Given information:
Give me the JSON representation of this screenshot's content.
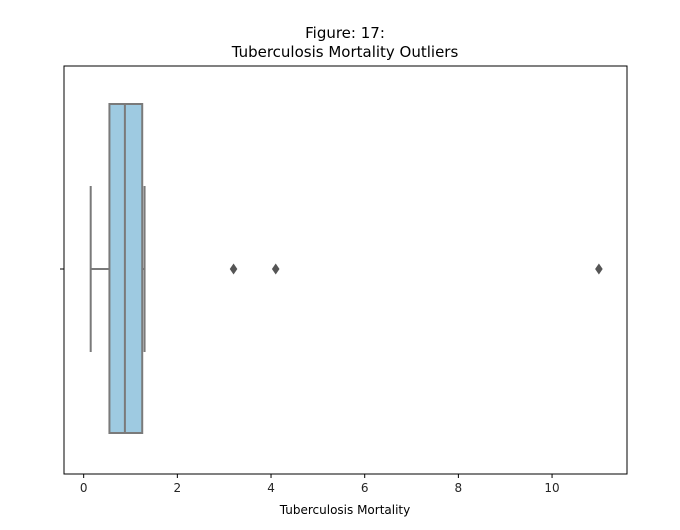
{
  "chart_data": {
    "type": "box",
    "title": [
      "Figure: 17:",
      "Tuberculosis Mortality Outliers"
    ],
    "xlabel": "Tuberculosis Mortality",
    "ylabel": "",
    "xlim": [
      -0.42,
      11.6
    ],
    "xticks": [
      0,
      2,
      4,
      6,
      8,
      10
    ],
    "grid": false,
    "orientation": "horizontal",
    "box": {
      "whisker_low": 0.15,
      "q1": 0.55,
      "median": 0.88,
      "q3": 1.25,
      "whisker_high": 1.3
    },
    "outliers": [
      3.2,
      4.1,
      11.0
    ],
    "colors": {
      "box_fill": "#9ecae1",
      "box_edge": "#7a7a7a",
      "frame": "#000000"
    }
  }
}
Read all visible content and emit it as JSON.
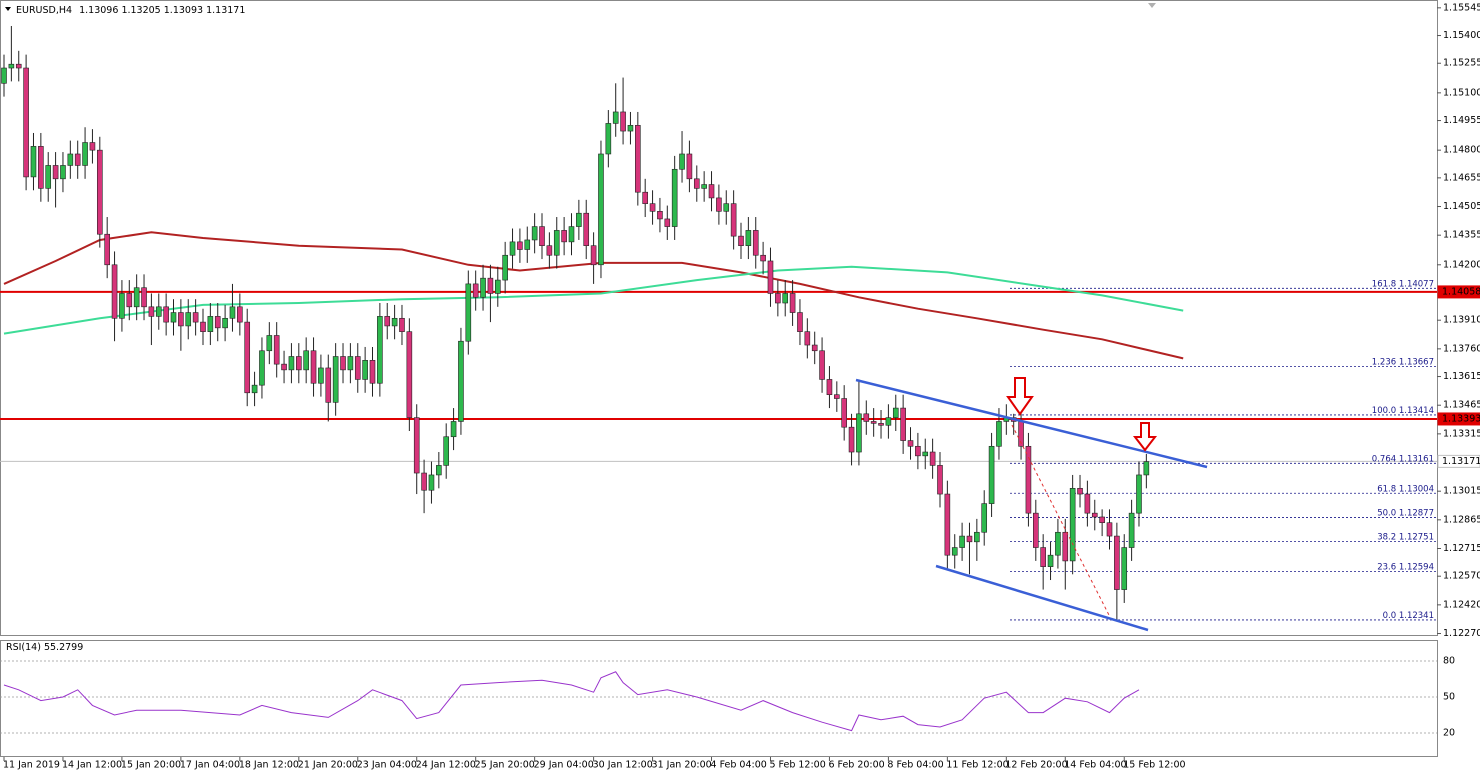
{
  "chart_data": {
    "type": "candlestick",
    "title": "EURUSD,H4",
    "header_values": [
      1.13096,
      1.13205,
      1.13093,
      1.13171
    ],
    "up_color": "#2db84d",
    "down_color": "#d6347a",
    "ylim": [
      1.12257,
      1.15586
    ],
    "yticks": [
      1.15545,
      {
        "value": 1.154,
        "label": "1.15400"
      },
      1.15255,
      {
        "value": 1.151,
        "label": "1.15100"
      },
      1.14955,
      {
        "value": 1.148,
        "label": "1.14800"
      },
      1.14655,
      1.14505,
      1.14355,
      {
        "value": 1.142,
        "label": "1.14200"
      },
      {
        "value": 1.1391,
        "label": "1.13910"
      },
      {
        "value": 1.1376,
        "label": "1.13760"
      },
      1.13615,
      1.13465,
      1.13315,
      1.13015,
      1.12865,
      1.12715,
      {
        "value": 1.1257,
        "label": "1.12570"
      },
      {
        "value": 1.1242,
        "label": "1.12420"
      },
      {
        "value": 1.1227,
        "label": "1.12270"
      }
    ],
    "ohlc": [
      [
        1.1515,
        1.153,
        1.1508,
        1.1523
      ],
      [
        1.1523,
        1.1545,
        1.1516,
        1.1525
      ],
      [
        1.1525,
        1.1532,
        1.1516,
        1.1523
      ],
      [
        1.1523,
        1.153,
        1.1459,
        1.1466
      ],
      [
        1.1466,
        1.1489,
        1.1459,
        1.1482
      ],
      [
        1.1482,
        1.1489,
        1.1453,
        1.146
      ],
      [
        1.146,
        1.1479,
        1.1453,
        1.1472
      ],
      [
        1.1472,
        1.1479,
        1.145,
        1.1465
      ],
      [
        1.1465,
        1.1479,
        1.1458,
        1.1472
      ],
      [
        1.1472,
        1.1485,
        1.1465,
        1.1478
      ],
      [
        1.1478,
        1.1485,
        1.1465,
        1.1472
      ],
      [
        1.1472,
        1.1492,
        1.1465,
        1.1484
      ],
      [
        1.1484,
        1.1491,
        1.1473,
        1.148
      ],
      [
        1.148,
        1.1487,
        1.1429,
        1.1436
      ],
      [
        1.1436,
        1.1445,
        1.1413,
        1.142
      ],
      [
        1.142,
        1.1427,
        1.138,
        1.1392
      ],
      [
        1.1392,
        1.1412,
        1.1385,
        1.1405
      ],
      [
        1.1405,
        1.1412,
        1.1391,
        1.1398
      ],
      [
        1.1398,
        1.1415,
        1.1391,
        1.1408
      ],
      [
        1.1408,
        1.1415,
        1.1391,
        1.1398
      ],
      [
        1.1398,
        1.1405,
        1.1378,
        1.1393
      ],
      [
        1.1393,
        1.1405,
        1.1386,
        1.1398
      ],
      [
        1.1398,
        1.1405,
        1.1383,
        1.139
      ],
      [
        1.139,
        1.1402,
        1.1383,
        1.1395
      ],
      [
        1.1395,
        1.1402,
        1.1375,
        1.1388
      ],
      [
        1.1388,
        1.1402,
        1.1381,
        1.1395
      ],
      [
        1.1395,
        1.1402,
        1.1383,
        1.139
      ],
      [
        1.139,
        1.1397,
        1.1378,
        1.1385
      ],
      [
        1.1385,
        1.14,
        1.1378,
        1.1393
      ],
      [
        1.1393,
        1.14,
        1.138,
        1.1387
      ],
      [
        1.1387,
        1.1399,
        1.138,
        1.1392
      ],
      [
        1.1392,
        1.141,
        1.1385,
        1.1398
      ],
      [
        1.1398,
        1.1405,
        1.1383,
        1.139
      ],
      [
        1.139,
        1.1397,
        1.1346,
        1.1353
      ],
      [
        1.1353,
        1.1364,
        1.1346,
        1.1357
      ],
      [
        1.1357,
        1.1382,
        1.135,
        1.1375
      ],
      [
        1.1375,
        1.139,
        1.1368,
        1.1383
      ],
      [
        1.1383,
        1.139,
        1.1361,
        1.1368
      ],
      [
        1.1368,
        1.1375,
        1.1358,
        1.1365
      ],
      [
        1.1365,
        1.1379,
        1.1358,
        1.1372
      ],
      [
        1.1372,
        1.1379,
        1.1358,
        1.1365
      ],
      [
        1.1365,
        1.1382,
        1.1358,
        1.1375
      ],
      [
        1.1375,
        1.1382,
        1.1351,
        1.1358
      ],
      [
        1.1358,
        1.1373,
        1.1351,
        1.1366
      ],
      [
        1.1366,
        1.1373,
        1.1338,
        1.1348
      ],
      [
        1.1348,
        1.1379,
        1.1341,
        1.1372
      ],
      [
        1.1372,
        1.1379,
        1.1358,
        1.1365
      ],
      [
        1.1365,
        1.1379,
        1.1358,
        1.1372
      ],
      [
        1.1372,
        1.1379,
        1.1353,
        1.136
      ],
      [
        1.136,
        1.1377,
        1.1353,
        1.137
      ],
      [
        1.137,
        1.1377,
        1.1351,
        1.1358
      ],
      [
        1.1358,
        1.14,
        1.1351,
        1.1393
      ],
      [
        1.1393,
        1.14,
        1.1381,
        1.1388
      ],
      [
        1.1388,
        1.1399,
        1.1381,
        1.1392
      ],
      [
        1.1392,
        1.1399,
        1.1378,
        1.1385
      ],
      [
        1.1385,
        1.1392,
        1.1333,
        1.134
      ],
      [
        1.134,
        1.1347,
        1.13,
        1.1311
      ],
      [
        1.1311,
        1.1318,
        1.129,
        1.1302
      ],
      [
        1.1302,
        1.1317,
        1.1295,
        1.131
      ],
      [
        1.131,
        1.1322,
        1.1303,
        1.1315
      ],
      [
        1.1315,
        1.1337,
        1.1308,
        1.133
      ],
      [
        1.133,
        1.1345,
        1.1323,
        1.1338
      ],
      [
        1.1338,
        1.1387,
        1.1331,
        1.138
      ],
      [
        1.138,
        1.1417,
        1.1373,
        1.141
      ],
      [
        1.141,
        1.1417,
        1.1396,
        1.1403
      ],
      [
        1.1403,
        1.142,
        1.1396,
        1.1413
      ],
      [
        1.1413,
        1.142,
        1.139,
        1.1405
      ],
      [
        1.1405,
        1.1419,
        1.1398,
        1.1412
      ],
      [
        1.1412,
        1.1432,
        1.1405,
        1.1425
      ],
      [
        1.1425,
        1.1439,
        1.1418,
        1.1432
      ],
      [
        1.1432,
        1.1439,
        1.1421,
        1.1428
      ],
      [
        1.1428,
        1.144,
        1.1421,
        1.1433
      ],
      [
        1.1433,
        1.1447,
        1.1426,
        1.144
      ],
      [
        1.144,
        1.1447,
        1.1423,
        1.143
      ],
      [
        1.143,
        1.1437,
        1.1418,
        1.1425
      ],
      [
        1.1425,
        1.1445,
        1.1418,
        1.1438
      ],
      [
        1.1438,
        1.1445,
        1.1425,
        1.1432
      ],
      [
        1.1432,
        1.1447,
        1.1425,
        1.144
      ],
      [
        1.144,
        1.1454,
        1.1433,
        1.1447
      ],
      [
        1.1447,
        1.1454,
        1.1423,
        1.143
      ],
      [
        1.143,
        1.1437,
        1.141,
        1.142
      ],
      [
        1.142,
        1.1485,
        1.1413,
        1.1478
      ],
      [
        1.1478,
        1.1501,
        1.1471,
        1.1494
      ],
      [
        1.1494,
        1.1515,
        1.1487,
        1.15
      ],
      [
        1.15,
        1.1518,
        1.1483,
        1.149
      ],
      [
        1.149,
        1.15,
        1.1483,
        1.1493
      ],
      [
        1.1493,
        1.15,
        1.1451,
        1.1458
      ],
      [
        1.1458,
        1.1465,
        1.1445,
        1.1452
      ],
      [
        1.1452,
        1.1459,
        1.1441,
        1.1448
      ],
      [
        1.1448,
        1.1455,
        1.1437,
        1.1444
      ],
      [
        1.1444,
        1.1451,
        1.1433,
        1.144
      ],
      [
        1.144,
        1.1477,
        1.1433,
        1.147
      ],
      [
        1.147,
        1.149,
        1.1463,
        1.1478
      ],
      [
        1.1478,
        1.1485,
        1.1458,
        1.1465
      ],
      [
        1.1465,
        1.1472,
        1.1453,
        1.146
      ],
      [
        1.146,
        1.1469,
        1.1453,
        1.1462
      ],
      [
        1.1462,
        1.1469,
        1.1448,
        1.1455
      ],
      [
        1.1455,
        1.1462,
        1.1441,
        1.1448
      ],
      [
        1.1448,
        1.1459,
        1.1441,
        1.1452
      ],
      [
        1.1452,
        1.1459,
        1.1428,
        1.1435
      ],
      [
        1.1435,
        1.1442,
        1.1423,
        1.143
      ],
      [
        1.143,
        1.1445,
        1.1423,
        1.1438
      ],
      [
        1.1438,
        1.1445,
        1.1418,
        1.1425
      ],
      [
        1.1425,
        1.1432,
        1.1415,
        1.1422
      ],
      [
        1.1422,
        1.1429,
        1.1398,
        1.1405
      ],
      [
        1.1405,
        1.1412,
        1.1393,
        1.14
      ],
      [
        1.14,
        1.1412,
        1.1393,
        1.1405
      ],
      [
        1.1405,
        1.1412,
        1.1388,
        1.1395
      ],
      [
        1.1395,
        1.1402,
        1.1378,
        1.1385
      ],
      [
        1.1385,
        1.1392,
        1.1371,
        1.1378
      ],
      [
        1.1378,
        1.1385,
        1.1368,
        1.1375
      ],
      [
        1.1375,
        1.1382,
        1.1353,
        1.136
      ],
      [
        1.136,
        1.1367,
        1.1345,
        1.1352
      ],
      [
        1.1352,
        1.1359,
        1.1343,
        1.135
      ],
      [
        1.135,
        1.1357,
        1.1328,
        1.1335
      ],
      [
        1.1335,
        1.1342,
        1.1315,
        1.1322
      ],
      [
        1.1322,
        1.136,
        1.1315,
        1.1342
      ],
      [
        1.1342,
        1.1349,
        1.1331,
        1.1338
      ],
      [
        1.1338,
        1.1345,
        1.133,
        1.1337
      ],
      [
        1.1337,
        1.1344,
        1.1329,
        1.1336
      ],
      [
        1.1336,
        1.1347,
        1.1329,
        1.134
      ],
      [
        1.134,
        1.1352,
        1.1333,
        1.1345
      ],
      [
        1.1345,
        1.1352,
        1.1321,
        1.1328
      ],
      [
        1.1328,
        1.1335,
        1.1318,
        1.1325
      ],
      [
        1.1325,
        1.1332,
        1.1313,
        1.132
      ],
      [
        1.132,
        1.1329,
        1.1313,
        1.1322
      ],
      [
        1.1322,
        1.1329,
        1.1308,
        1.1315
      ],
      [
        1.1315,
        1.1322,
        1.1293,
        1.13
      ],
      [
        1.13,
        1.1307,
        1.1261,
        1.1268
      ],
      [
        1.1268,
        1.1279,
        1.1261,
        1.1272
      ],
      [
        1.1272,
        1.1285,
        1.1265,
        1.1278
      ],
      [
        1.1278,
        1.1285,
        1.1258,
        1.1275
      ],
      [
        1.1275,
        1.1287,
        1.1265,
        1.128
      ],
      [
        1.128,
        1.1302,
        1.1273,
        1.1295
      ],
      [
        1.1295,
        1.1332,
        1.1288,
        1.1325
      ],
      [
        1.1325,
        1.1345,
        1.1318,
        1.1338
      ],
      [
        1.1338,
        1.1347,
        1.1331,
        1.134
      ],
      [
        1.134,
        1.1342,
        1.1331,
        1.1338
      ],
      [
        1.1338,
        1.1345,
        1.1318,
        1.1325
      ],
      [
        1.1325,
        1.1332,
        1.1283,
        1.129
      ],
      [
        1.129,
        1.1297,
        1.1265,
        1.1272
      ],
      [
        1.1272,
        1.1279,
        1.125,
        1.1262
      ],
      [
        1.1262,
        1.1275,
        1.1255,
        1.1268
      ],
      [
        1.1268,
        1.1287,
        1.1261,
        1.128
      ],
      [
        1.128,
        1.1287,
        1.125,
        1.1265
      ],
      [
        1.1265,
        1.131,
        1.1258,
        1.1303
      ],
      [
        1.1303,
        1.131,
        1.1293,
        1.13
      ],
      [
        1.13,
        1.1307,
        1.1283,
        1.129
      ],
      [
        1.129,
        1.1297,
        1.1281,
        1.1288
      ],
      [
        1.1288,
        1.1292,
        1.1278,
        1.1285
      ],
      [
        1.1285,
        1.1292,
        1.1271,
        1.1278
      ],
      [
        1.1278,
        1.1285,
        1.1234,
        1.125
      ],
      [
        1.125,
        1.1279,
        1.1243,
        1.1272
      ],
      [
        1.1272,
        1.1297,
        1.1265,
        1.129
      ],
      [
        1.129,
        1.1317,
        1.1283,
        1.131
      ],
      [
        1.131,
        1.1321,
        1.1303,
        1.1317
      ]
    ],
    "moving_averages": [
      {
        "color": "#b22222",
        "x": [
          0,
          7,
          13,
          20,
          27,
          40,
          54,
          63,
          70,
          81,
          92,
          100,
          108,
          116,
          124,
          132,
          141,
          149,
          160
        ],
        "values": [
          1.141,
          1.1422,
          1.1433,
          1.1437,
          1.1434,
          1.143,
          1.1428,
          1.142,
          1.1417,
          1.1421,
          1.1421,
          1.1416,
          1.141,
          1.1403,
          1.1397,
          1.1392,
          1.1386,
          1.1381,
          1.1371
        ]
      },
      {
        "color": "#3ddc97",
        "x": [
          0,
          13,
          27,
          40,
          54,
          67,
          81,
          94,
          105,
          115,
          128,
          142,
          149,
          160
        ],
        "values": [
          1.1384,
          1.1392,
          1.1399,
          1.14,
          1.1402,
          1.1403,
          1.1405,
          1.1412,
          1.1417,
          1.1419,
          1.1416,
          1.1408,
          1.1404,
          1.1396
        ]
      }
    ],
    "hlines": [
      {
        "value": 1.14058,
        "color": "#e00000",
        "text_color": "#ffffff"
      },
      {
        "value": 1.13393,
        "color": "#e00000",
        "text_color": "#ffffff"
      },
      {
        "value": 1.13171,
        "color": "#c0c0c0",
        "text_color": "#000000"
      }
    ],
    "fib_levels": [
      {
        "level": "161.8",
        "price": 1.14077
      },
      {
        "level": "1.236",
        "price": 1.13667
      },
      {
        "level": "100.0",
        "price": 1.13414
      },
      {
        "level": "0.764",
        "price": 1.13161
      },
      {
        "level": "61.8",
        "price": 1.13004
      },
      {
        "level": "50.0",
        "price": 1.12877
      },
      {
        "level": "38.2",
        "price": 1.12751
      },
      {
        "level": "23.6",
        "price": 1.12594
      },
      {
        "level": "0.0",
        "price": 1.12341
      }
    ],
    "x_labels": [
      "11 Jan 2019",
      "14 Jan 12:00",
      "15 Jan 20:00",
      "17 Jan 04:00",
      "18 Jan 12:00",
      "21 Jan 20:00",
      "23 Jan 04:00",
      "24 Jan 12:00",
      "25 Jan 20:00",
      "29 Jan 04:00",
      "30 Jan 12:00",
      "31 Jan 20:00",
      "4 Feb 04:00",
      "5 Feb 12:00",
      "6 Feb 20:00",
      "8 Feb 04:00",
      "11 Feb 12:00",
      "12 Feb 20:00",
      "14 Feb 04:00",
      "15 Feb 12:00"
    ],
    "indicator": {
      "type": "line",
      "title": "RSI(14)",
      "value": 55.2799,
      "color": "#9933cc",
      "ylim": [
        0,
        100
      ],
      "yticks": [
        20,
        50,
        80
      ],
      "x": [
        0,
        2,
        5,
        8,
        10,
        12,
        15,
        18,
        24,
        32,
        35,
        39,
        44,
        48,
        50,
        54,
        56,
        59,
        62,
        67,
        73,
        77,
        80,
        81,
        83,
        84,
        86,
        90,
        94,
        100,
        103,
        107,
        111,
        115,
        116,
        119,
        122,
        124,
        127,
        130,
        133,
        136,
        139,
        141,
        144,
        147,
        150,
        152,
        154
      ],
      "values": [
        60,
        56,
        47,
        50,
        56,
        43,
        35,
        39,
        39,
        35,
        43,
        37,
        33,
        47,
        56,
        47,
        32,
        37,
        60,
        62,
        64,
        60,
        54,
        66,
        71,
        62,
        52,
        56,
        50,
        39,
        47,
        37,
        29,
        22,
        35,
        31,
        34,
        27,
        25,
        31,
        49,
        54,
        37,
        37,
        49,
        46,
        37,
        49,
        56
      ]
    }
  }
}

Your objective: Take every line from the data that contains the word "Mortality".

Correct result:
      "Tuberculosis Mortality Outliers"
    "xlabel": "Tuberculosis Mortality",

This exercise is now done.